Stored data entries

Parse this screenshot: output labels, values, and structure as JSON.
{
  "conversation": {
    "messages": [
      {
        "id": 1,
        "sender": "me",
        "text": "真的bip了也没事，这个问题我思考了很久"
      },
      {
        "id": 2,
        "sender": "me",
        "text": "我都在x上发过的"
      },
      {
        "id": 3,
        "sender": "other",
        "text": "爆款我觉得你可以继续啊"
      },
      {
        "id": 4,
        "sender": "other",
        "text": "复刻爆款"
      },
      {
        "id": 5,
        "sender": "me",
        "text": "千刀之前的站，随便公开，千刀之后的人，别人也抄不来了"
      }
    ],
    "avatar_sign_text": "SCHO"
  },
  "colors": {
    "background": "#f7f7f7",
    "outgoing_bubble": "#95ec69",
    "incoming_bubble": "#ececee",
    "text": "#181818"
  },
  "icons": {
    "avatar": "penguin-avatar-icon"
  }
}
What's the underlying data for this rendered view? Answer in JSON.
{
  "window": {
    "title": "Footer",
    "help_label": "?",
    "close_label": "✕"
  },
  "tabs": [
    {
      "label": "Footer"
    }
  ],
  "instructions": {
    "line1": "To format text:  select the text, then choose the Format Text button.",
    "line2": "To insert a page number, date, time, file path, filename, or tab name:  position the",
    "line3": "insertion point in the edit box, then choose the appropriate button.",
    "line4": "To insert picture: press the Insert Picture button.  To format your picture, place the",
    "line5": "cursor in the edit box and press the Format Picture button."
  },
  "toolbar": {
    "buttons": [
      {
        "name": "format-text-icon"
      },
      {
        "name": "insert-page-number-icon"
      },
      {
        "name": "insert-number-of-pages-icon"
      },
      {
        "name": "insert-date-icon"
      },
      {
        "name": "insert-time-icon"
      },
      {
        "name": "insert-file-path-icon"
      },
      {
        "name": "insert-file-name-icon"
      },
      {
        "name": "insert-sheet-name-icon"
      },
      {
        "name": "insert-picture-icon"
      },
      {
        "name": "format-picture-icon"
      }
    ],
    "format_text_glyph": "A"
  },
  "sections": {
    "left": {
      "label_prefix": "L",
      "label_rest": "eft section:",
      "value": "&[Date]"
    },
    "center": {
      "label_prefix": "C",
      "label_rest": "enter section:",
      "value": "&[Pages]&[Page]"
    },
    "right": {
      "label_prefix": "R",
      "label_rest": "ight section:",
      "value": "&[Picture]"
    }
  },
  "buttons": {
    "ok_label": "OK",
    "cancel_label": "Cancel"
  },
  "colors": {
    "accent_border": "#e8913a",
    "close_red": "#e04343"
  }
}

● STATED GOAL
From the records above, pull out each line that has "number".

● FINAL ANSWER
    "line2": "To insert a page number, date, time, file path, filename, or tab name:  position the",
        "name": "insert-page-number-icon"
        "name": "insert-number-of-pages-icon"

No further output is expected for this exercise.